* Instruction *
Repeat the lines that follow, leaving nothing out.

··· Stored data

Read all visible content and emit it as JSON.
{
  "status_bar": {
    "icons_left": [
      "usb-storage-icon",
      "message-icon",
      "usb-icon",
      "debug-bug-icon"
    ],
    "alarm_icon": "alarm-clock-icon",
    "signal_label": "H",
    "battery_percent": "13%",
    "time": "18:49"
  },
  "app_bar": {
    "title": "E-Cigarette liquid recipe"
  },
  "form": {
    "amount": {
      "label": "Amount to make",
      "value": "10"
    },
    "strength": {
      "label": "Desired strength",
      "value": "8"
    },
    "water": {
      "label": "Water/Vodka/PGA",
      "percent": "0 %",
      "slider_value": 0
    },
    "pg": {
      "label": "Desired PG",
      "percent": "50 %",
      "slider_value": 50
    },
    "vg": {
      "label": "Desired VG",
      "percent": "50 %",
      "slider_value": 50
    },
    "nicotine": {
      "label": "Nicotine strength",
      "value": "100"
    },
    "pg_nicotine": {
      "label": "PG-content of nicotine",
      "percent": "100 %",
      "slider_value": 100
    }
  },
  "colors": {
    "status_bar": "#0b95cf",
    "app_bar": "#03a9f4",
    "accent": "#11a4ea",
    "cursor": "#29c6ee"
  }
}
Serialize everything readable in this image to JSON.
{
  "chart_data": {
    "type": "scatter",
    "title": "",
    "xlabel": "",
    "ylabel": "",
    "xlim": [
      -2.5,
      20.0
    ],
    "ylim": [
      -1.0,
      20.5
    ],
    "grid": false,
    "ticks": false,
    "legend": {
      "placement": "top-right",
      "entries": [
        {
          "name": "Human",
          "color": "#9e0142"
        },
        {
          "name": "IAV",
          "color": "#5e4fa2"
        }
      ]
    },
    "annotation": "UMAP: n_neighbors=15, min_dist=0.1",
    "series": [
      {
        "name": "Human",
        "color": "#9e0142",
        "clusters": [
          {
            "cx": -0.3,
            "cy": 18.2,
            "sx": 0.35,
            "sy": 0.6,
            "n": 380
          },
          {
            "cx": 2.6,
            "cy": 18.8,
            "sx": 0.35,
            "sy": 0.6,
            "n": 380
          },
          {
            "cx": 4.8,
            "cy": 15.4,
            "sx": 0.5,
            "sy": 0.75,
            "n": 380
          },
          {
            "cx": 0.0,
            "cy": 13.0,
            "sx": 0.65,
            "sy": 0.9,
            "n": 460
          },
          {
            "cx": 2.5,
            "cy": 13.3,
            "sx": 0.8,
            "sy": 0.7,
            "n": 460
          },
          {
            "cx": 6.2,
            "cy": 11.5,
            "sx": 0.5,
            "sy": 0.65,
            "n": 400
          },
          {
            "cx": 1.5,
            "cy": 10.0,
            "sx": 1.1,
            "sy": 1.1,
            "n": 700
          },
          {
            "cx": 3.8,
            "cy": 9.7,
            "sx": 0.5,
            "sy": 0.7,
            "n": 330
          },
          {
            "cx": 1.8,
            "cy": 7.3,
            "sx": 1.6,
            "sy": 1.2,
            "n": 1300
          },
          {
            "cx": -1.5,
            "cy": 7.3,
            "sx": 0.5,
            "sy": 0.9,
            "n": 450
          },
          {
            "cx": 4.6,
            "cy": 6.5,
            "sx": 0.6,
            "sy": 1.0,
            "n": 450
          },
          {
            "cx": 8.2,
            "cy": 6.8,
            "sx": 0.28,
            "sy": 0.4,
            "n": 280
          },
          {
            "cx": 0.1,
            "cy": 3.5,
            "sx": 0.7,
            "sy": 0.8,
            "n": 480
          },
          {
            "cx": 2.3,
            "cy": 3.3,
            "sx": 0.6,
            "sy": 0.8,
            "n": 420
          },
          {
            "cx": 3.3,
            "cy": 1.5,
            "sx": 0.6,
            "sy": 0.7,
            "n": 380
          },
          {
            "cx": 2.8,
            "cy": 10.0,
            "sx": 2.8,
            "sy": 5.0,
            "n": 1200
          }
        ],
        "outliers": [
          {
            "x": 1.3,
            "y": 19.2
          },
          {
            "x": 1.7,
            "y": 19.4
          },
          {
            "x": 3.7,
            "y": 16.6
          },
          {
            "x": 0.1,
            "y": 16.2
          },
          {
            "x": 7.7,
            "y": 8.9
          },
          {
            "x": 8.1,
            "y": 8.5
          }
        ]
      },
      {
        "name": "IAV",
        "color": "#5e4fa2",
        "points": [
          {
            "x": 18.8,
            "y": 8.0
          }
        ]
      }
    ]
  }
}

······

* Written answer *
Read all visible content and emit it as JSON.
{
  "status_bar": {
    "icons_left": [
      "usb-storage-icon",
      "message-icon",
      "usb-icon",
      "debug-bug-icon"
    ],
    "alarm_icon": "alarm-clock-icon",
    "signal_label": "H",
    "battery_percent": "13%",
    "time": "18:49"
  },
  "app_bar": {
    "title": "E-Cigarette liquid recipe"
  },
  "form": {
    "amount": {
      "label": "Amount to make",
      "value": "10"
    },
    "strength": {
      "label": "Desired strength",
      "value": "8"
    },
    "water": {
      "label": "Water/Vodka/PGA",
      "percent": "0 %",
      "slider_value": 0
    },
    "pg": {
      "label": "Desired PG",
      "percent": "50 %",
      "slider_value": 50
    },
    "vg": {
      "label": "Desired VG",
      "percent": "50 %",
      "slider_value": 50
    },
    "nicotine": {
      "label": "Nicotine strength",
      "value": "100"
    },
    "pg_nicotine": {
      "label": "PG-content of nicotine",
      "percent": "100 %",
      "slider_value": 100
    }
  },
  "colors": {
    "status_bar": "#0b95cf",
    "app_bar": "#03a9f4",
    "accent": "#11a4ea",
    "cursor": "#29c6ee"
  }
}
Serialize everything readable in this image to JSON.
{
  "chart_data": {
    "type": "scatter",
    "title": "",
    "xlabel": "",
    "ylabel": "",
    "xlim": [
      -2.5,
      20.0
    ],
    "ylim": [
      -1.0,
      20.5
    ],
    "grid": false,
    "ticks": false,
    "legend": {
      "placement": "top-right",
      "entries": [
        {
          "name": "Human",
          "color": "#9e0142"
        },
        {
          "name": "IAV",
          "color": "#5e4fa2"
        }
      ]
    },
    "annotation": "UMAP: n_neighbors=15, min_dist=0.1",
    "series": [
      {
        "name": "Human",
        "color": "#9e0142",
        "clusters": [
          {
            "cx": -0.3,
            "cy": 18.2,
            "sx": 0.35,
            "sy": 0.6,
            "n": 380
          },
          {
            "cx": 2.6,
            "cy": 18.8,
            "sx": 0.35,
            "sy": 0.6,
            "n": 380
          },
          {
            "cx": 4.8,
            "cy": 15.4,
            "sx": 0.5,
            "sy": 0.75,
            "n": 380
          },
          {
            "cx": 0.0,
            "cy": 13.0,
            "sx": 0.65,
            "sy": 0.9,
            "n": 460
          },
          {
            "cx": 2.5,
            "cy": 13.3,
            "sx": 0.8,
            "sy": 0.7,
            "n": 460
          },
          {
            "cx": 6.2,
            "cy": 11.5,
            "sx": 0.5,
            "sy": 0.65,
            "n": 400
          },
          {
            "cx": 1.5,
            "cy": 10.0,
            "sx": 1.1,
            "sy": 1.1,
            "n": 700
          },
          {
            "cx": 3.8,
            "cy": 9.7,
            "sx": 0.5,
            "sy": 0.7,
            "n": 330
          },
          {
            "cx": 1.8,
            "cy": 7.3,
            "sx": 1.6,
            "sy": 1.2,
            "n": 1300
          },
          {
            "cx": -1.5,
            "cy": 7.3,
            "sx": 0.5,
            "sy": 0.9,
            "n": 450
          },
          {
            "cx": 4.6,
            "cy": 6.5,
            "sx": 0.6,
            "sy": 1.0,
            "n": 450
          },
          {
            "cx": 8.2,
            "cy": 6.8,
            "sx": 0.28,
            "sy": 0.4,
            "n": 280
          },
          {
            "cx": 0.1,
            "cy": 3.5,
            "sx": 0.7,
            "sy": 0.8,
            "n": 480
          },
          {
            "cx": 2.3,
            "cy": 3.3,
            "sx": 0.6,
            "sy": 0.8,
            "n": 420
          },
          {
            "cx": 3.3,
            "cy": 1.5,
            "sx": 0.6,
            "sy": 0.7,
            "n": 380
          },
          {
            "cx": 2.8,
            "cy": 10.0,
            "sx": 2.8,
            "sy": 5.0,
            "n": 1200
          }
        ],
        "outliers": [
          {
            "x": 1.3,
            "y": 19.2
          },
          {
            "x": 1.7,
            "y": 19.4
          },
          {
            "x": 3.7,
            "y": 16.6
          },
          {
            "x": 0.1,
            "y": 16.2
          },
          {
            "x": 7.7,
            "y": 8.9
          },
          {
            "x": 8.1,
            "y": 8.5
          }
        ]
      },
      {
        "name": "IAV",
        "color": "#5e4fa2",
        "points": [
          {
            "x": 18.8,
            "y": 8.0
          }
        ]
      }
    ]
  }
}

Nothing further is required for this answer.